#### Instructions for the task
Below are records. Copy every line with "ambiante" in it.

## begin Records for this exercise

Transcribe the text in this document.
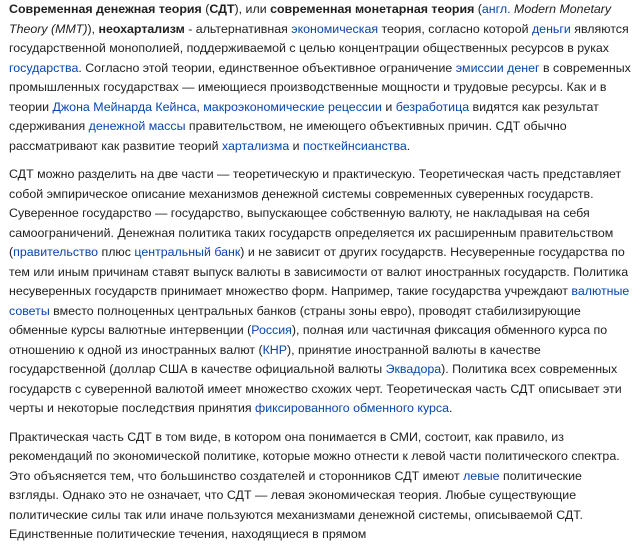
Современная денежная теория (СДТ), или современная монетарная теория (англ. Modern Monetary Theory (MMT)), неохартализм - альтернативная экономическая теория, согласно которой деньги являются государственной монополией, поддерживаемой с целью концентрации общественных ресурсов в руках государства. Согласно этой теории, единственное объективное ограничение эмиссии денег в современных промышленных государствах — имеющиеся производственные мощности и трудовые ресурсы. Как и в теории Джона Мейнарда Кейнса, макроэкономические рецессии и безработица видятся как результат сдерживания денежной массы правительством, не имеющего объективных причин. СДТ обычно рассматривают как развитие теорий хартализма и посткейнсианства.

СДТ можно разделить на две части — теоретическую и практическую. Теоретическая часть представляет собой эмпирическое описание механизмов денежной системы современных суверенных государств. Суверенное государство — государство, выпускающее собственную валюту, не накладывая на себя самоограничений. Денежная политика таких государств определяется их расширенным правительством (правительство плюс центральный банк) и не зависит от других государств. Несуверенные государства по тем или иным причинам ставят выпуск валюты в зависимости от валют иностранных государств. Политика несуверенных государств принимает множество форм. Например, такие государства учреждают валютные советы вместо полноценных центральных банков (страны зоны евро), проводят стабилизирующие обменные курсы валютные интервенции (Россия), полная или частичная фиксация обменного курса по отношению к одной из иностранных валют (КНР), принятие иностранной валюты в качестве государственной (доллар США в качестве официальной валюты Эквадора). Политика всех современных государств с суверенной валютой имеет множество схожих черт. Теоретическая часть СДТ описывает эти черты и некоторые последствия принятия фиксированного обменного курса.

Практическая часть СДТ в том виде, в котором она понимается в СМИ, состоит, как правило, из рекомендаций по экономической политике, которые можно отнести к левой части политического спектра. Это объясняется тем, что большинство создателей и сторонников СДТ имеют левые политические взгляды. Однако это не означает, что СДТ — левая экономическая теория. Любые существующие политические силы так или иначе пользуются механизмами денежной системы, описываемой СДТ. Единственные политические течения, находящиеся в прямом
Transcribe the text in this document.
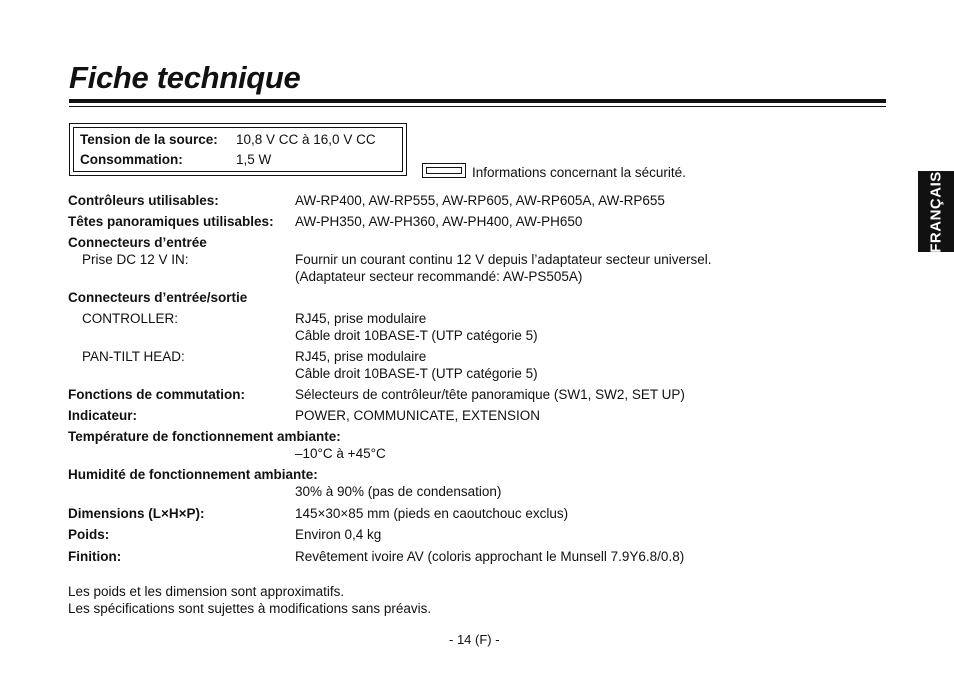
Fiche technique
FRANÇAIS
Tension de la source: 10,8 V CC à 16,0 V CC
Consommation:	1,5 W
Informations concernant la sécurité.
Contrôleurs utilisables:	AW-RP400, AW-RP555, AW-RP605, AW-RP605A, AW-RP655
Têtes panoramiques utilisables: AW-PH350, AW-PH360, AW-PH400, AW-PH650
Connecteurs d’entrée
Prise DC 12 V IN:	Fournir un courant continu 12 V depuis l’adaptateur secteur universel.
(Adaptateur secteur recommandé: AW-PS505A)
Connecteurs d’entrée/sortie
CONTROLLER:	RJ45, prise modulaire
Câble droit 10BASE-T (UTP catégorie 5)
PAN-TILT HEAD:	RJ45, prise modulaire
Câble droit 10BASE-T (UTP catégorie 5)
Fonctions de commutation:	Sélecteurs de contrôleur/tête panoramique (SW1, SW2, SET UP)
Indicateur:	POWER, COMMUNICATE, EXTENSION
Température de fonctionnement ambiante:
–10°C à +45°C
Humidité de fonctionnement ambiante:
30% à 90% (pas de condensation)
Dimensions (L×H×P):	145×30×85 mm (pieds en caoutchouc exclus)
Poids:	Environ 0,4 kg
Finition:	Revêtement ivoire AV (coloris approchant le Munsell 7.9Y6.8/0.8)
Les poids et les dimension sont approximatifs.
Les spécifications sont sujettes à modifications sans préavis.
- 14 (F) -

## end Records for this exercise

#### Output for this task
Température de fonctionnement ambiante:
Humidité de fonctionnement ambiante:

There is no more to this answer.